## Exercise task
Images appear in the records below; leave them out and repeat everything else exactly.

## Materials provided
★ ★ ★

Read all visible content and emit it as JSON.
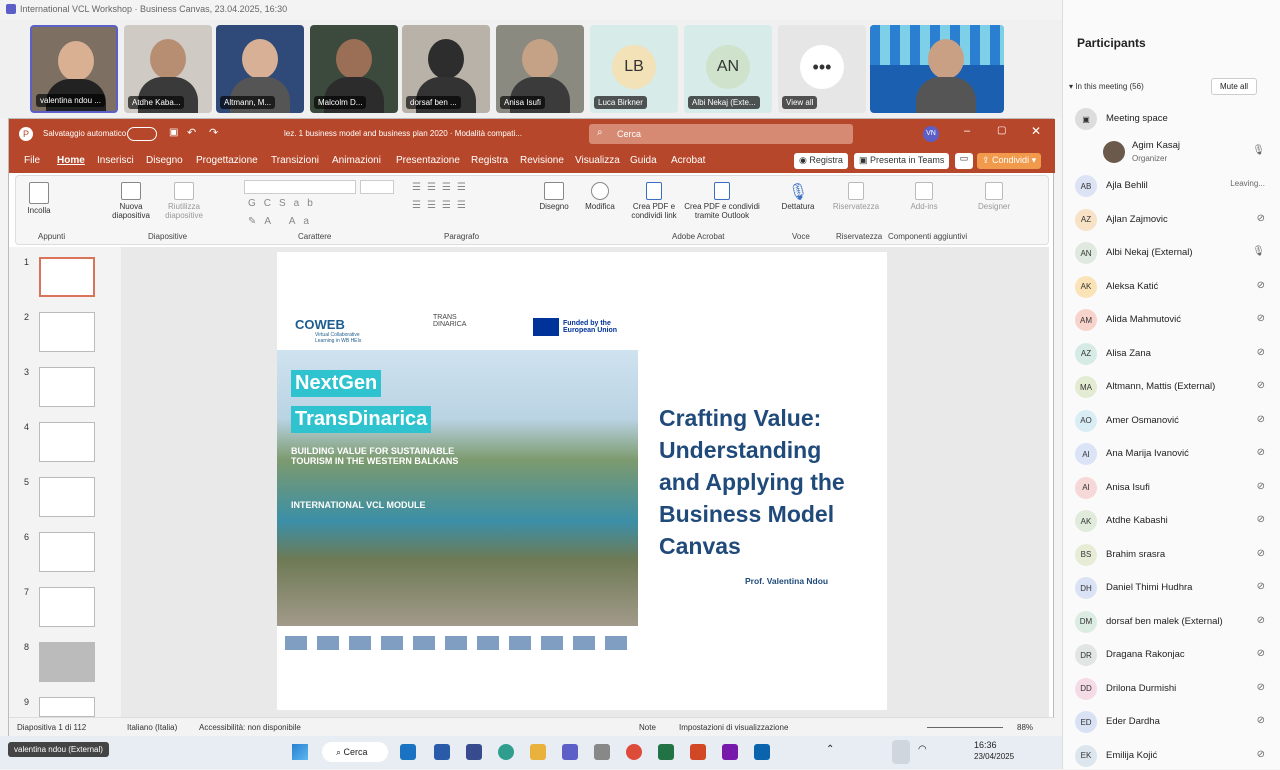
{
  "window": {
    "title": "International VCL Workshop · Business Canvas, 23.04.2025, 16:30"
  },
  "videos": [
    {
      "name": "valentina ndou ..."
    },
    {
      "name": "Atdhe Kaba..."
    },
    {
      "name": "Altmann, M..."
    },
    {
      "name": "Malcolm D..."
    },
    {
      "name": "dorsaf ben ..."
    },
    {
      "name": "Anisa Isufi"
    },
    {
      "name": "Luca Birkner",
      "initials": "LB"
    },
    {
      "name": "Albi Nekaj (Exte...",
      "initials": "AN"
    },
    {
      "name": "View all"
    }
  ],
  "ppt": {
    "autosave": "Salvataggio automatico",
    "doc_title": "lez. 1 business model and business plan 2020 · Modalità compati...",
    "search": "Cerca",
    "user": "VN",
    "tabs": [
      "File",
      "Home",
      "Inserisci",
      "Disegno",
      "Progettazione",
      "Transizioni",
      "Animazioni",
      "Presentazione",
      "Registra",
      "Revisione",
      "Visualizza",
      "Guida",
      "Acrobat"
    ],
    "registra_btn": "Registra",
    "teams_btn": "Presenta in Teams",
    "share_btn": "Condividi",
    "groups": {
      "appunti": "Appunti",
      "diapositive": "Diapositive",
      "carattere": "Carattere",
      "paragrafo": "Paragrafo",
      "acrobat": "Adobe Acrobat",
      "voce": "Voce",
      "riservatezza": "Riservatezza",
      "componenti": "Componenti aggiuntivi"
    },
    "buttons": {
      "incolla": "Incolla",
      "nuova": "Nuova diapositiva",
      "riutilizza": "Riutilizza diapositive",
      "disegno": "Disegno",
      "modifica": "Modifica",
      "pdf1": "Crea PDF e condividi link",
      "pdf2": "Crea PDF e condividi tramite Outlook",
      "dettatura": "Dettatura",
      "riserv": "Riservatezza",
      "addins": "Add-ins",
      "designer": "Designer"
    },
    "thumb_numbers": [
      "1",
      "2",
      "3",
      "4",
      "5",
      "6",
      "7",
      "8",
      "9"
    ],
    "slide": {
      "coweb": "COWEB",
      "coweb_sub": "Virtual Collaborative Learning in WB HEIs",
      "transdinarica": "TRANS DINARICA",
      "eu": "Funded by the European Union",
      "nextgen": "NextGen",
      "transd": "TransDinarica",
      "building": "BUILDING VALUE FOR SUSTAINABLE TOURISM IN THE WESTERN BALKANS",
      "vcl": "INTERNATIONAL VCL MODULE",
      "title": "Crafting Value: Understanding and Applying the Business Model Canvas",
      "author": "Prof. Valentina Ndou"
    },
    "status": {
      "slide": "Diapositiva 1 di 112",
      "lang": "Italiano (Italia)",
      "access": "Accessibilità: non disponibile",
      "note": "Note",
      "view": "Impostazioni di visualizzazione",
      "zoom": "88%"
    }
  },
  "taskbar": {
    "search": "Cerca",
    "time": "16:36",
    "date": "23/04/2025",
    "tooltip": "valentina ndou (External)"
  },
  "sidebar": {
    "title": "Participants",
    "meeting": "In this meeting (56)",
    "mute_all": "Mute all",
    "space": "Meeting space",
    "organizer_name": "Agim Kasaj",
    "organizer_role": "Organizer",
    "people": [
      {
        "i": "AB",
        "n": "Ajla Behlil",
        "s": "Leaving...",
        "c": "#dce3f5"
      },
      {
        "i": "AZ",
        "n": "Ajlan Zajmovic",
        "c": "#f7e2c6"
      },
      {
        "i": "AN",
        "n": "Albi Nekaj (External)",
        "c": "#dfe9df"
      },
      {
        "i": "AK",
        "n": "Aleksa Katić",
        "c": "#fbe3b8"
      },
      {
        "i": "AM",
        "n": "Alida Mahmutović",
        "c": "#f7d3cc"
      },
      {
        "i": "AZ",
        "n": "Alisa Zana",
        "c": "#d6ebe5"
      },
      {
        "i": "MA",
        "n": "Altmann, Mattis (External)",
        "c": "#e3ecd2"
      },
      {
        "i": "AO",
        "n": "Amer Osmanović",
        "c": "#d9edf5"
      },
      {
        "i": "AI",
        "n": "Ana Marija Ivanović",
        "c": "#dbe3f6"
      },
      {
        "i": "AI",
        "n": "Anisa Isufi",
        "c": "#f6d8d8"
      },
      {
        "i": "AK",
        "n": "Atdhe Kabashi",
        "c": "#e1ebdc"
      },
      {
        "i": "BS",
        "n": "Brahim srasra",
        "c": "#e7ecd7"
      },
      {
        "i": "DH",
        "n": "Daniel Thimi Hudhra",
        "c": "#dae3f6"
      },
      {
        "i": "DM",
        "n": "dorsaf ben malek (External)",
        "c": "#dbece3"
      },
      {
        "i": "DR",
        "n": "Dragana Rakonjac",
        "c": "#e1e5e3"
      },
      {
        "i": "DD",
        "n": "Drilona Durmishi",
        "c": "#f5dbe5"
      },
      {
        "i": "ED",
        "n": "Eder Dardha",
        "c": "#d8e2f4"
      },
      {
        "i": "EK",
        "n": "Emilija Kojić",
        "c": "#dbe6ee"
      }
    ]
  }
}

★ ★ ★

## The result
Read all visible content and emit it as JSON.
{
  "window": {
    "title": "International VCL Workshop · Business Canvas, 23.04.2025, 16:30"
  },
  "videos": [
    {
      "name": "valentina ndou ..."
    },
    {
      "name": "Atdhe Kaba..."
    },
    {
      "name": "Altmann, M..."
    },
    {
      "name": "Malcolm D..."
    },
    {
      "name": "dorsaf ben ..."
    },
    {
      "name": "Anisa Isufi"
    },
    {
      "name": "Luca Birkner",
      "initials": "LB"
    },
    {
      "name": "Albi Nekaj (Exte...",
      "initials": "AN"
    },
    {
      "name": "View all"
    }
  ],
  "ppt": {
    "autosave": "Salvataggio automatico",
    "doc_title": "lez. 1 business model and business plan 2020 · Modalità compati...",
    "search": "Cerca",
    "user": "VN",
    "tabs": [
      "File",
      "Home",
      "Inserisci",
      "Disegno",
      "Progettazione",
      "Transizioni",
      "Animazioni",
      "Presentazione",
      "Registra",
      "Revisione",
      "Visualizza",
      "Guida",
      "Acrobat"
    ],
    "registra_btn": "Registra",
    "teams_btn": "Presenta in Teams",
    "share_btn": "Condividi",
    "groups": {
      "appunti": "Appunti",
      "diapositive": "Diapositive",
      "carattere": "Carattere",
      "paragrafo": "Paragrafo",
      "acrobat": "Adobe Acrobat",
      "voce": "Voce",
      "riservatezza": "Riservatezza",
      "componenti": "Componenti aggiuntivi"
    },
    "buttons": {
      "incolla": "Incolla",
      "nuova": "Nuova diapositiva",
      "riutilizza": "Riutilizza diapositive",
      "disegno": "Disegno",
      "modifica": "Modifica",
      "pdf1": "Crea PDF e condividi link",
      "pdf2": "Crea PDF e condividi tramite Outlook",
      "dettatura": "Dettatura",
      "riserv": "Riservatezza",
      "addins": "Add-ins",
      "designer": "Designer"
    },
    "thumb_numbers": [
      "1",
      "2",
      "3",
      "4",
      "5",
      "6",
      "7",
      "8",
      "9"
    ],
    "slide": {
      "coweb": "COWEB",
      "coweb_sub": "Virtual Collaborative Learning in WB HEIs",
      "transdinarica": "TRANS DINARICA",
      "eu": "Funded by the European Union",
      "nextgen": "NextGen",
      "transd": "TransDinarica",
      "building": "BUILDING VALUE FOR SUSTAINABLE TOURISM IN THE WESTERN BALKANS",
      "vcl": "INTERNATIONAL VCL MODULE",
      "title": "Crafting Value: Understanding and Applying the Business Model Canvas",
      "author": "Prof. Valentina Ndou"
    },
    "status": {
      "slide": "Diapositiva 1 di 112",
      "lang": "Italiano (Italia)",
      "access": "Accessibilità: non disponibile",
      "note": "Note",
      "view": "Impostazioni di visualizzazione",
      "zoom": "88%"
    }
  },
  "taskbar": {
    "search": "Cerca",
    "time": "16:36",
    "date": "23/04/2025",
    "tooltip": "valentina ndou (External)"
  },
  "sidebar": {
    "title": "Participants",
    "meeting": "In this meeting (56)",
    "mute_all": "Mute all",
    "space": "Meeting space",
    "organizer_name": "Agim Kasaj",
    "organizer_role": "Organizer",
    "people": [
      {
        "i": "AB",
        "n": "Ajla Behlil",
        "s": "Leaving...",
        "c": "#dce3f5"
      },
      {
        "i": "AZ",
        "n": "Ajlan Zajmovic",
        "c": "#f7e2c6"
      },
      {
        "i": "AN",
        "n": "Albi Nekaj (External)",
        "c": "#dfe9df"
      },
      {
        "i": "AK",
        "n": "Aleksa Katić",
        "c": "#fbe3b8"
      },
      {
        "i": "AM",
        "n": "Alida Mahmutović",
        "c": "#f7d3cc"
      },
      {
        "i": "AZ",
        "n": "Alisa Zana",
        "c": "#d6ebe5"
      },
      {
        "i": "MA",
        "n": "Altmann, Mattis (External)",
        "c": "#e3ecd2"
      },
      {
        "i": "AO",
        "n": "Amer Osmanović",
        "c": "#d9edf5"
      },
      {
        "i": "AI",
        "n": "Ana Marija Ivanović",
        "c": "#dbe3f6"
      },
      {
        "i": "AI",
        "n": "Anisa Isufi",
        "c": "#f6d8d8"
      },
      {
        "i": "AK",
        "n": "Atdhe Kabashi",
        "c": "#e1ebdc"
      },
      {
        "i": "BS",
        "n": "Brahim srasra",
        "c": "#e7ecd7"
      },
      {
        "i": "DH",
        "n": "Daniel Thimi Hudhra",
        "c": "#dae3f6"
      },
      {
        "i": "DM",
        "n": "dorsaf ben malek (External)",
        "c": "#dbece3"
      },
      {
        "i": "DR",
        "n": "Dragana Rakonjac",
        "c": "#e1e5e3"
      },
      {
        "i": "DD",
        "n": "Drilona Durmishi",
        "c": "#f5dbe5"
      },
      {
        "i": "ED",
        "n": "Eder Dardha",
        "c": "#d8e2f4"
      },
      {
        "i": "EK",
        "n": "Emilija Kojić",
        "c": "#dbe6ee"
      }
    ]
  }
}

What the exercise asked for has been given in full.